▸ **What to work on**:
Collect each line of the records containing the string "Delivery".

▸ **Material provided**:

════════════════

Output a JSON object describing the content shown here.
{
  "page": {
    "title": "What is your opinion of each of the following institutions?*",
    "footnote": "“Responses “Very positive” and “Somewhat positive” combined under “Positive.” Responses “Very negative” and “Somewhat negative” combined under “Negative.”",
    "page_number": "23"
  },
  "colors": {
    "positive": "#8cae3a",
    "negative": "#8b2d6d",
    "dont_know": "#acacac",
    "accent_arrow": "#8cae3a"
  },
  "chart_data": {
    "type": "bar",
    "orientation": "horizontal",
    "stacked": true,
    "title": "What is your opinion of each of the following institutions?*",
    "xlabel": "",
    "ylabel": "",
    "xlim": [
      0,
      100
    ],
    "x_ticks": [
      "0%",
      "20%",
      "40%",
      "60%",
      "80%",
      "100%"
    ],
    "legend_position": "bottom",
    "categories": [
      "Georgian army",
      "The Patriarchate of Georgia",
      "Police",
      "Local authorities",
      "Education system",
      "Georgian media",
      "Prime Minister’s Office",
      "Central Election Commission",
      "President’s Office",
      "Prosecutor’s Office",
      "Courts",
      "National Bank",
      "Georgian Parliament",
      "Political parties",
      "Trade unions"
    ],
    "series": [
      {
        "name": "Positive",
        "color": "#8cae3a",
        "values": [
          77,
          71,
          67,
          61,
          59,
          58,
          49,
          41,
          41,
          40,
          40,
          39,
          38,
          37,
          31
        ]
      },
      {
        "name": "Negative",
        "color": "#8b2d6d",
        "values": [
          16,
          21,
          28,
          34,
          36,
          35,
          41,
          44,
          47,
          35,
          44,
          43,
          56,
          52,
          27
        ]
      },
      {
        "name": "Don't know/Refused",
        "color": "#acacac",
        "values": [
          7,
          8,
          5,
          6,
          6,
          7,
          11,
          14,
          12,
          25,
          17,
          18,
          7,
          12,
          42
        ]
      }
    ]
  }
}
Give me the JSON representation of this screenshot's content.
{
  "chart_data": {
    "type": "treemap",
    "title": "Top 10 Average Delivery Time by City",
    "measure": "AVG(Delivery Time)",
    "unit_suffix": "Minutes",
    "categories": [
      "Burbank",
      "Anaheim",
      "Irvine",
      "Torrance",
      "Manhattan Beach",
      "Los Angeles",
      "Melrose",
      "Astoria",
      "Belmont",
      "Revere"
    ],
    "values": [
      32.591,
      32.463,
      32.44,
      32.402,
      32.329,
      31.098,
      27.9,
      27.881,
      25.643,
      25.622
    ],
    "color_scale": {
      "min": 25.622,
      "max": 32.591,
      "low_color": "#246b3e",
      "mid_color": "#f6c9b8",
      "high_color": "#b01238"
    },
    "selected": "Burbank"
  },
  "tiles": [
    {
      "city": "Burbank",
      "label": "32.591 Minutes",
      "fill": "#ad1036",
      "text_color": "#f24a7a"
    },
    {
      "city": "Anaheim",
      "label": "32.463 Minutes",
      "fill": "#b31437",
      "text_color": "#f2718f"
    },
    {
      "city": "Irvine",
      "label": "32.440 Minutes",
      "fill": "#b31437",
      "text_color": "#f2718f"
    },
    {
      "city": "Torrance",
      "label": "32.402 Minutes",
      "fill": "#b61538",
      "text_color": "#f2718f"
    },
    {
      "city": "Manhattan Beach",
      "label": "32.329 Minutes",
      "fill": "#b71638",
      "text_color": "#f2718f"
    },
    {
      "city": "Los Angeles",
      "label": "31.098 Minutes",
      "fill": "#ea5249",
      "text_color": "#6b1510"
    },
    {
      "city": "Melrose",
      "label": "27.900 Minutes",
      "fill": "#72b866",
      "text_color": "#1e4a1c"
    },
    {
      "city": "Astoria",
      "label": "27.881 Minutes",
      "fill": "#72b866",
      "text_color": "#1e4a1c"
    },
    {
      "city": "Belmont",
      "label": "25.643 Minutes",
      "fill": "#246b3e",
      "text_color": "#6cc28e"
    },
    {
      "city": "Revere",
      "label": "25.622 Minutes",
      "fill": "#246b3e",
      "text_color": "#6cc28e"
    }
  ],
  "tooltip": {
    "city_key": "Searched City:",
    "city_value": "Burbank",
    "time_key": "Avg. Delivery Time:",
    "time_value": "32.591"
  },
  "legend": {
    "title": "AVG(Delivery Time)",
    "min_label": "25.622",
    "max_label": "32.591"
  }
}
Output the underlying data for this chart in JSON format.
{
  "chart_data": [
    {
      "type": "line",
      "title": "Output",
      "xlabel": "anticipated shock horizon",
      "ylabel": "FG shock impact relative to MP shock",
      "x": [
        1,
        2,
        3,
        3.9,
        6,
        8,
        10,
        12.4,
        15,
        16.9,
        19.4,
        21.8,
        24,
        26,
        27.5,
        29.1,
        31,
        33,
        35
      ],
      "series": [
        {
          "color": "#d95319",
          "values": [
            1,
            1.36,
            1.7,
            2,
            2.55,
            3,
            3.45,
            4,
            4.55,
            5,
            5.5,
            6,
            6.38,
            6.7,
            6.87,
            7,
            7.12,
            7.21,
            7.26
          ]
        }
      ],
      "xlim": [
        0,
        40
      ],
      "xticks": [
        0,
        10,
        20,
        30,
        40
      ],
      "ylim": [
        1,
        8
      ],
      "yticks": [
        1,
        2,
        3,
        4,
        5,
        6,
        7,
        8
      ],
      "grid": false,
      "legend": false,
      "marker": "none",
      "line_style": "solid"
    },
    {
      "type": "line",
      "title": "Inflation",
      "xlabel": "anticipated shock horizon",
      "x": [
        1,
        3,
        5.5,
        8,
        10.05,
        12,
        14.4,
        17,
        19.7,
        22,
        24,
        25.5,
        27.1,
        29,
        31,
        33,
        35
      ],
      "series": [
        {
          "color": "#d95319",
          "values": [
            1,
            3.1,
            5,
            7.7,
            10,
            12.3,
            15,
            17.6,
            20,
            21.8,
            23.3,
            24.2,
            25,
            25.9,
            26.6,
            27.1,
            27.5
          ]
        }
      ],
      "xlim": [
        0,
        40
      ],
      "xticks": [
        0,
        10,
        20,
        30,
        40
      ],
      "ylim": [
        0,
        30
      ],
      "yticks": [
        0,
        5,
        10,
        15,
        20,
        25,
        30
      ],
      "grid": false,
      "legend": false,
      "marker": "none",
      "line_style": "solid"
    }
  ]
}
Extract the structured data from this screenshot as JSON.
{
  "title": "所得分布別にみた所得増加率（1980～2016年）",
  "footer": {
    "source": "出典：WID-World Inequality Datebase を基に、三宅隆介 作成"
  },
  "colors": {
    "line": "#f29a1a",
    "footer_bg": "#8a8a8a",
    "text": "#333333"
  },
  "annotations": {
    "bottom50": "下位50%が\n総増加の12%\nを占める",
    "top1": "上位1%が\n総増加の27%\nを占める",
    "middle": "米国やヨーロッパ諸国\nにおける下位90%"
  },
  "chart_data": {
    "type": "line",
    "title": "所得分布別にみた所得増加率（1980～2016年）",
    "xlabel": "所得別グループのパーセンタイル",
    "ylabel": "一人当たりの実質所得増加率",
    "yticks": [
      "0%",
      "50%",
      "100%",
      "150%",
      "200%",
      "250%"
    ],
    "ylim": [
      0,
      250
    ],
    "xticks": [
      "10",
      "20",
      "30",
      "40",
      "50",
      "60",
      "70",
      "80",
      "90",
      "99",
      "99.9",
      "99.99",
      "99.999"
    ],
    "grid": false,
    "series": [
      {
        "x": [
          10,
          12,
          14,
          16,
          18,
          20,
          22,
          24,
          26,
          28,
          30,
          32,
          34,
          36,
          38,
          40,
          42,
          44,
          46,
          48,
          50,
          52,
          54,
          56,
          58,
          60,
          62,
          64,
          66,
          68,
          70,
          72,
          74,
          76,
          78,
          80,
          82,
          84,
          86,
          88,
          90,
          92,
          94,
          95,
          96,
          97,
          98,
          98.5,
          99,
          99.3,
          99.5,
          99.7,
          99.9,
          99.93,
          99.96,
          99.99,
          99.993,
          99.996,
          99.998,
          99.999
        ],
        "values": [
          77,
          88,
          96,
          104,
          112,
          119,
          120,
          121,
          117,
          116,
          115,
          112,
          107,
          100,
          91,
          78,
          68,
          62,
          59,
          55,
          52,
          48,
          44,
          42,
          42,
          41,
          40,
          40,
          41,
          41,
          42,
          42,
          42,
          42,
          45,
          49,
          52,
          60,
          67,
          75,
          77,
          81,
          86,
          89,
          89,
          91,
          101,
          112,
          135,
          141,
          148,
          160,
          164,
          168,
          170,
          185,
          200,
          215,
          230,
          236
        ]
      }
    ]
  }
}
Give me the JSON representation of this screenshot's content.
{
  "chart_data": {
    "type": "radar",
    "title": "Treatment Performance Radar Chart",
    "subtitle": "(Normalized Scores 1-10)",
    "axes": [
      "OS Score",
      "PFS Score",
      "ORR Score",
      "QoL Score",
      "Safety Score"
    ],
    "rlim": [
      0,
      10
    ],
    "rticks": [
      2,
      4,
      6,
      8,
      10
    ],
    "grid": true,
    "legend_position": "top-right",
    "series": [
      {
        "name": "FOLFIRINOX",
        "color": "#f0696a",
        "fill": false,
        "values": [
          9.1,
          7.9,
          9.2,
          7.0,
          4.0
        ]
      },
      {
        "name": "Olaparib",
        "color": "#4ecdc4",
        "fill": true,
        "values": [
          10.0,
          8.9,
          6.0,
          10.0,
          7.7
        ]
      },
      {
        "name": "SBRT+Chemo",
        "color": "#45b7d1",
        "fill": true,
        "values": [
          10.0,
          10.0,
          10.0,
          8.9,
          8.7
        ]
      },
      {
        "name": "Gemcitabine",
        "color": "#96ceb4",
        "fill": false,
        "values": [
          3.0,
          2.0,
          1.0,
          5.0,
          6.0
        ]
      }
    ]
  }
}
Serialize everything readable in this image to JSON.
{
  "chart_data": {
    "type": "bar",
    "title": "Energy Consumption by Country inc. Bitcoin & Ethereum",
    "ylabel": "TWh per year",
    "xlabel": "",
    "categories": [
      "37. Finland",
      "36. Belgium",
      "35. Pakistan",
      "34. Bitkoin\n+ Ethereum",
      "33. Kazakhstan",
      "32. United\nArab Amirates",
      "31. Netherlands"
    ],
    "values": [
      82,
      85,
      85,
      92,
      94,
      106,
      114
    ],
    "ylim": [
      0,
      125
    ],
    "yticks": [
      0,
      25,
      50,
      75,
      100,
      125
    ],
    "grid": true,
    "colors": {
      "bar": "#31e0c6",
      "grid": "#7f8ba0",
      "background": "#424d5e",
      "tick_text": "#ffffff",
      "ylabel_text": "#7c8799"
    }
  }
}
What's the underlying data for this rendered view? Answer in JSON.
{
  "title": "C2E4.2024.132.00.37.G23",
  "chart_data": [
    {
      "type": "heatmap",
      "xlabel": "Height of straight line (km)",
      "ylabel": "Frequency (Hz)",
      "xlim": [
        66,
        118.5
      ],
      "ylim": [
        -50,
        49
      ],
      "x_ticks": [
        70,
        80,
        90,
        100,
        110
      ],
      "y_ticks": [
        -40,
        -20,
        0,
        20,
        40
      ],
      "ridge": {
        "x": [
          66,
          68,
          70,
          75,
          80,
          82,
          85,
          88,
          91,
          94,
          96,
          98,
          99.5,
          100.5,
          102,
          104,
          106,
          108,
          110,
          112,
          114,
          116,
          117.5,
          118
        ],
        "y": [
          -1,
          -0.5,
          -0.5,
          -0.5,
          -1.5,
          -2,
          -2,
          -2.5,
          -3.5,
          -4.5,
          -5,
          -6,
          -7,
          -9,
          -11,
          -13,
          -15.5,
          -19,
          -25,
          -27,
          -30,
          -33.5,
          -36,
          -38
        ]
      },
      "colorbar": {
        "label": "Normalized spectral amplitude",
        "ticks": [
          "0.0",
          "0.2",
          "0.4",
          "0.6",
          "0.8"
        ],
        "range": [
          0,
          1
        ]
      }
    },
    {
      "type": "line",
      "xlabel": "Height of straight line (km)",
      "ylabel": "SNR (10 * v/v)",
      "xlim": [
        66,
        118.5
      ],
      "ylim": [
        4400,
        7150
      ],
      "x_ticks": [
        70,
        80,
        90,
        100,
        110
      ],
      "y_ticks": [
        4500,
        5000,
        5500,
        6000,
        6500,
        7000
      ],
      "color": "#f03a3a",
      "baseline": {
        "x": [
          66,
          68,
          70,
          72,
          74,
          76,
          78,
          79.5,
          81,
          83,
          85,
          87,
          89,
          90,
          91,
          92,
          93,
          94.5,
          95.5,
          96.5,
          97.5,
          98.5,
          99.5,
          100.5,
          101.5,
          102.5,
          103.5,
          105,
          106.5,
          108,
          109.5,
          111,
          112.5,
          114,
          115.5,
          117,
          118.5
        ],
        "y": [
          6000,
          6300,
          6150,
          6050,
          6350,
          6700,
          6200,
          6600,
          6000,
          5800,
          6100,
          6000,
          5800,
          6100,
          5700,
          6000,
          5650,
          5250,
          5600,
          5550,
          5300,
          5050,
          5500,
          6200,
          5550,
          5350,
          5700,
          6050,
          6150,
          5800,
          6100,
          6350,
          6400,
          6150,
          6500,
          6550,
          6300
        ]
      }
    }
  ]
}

════════════════

▸ **Task response**:
    "title": "Top 10 Average Delivery Time by City",
    "measure": "AVG(Delivery Time)",
    "time_key": "Avg. Delivery Time:",
    "title": "AVG(Delivery Time)",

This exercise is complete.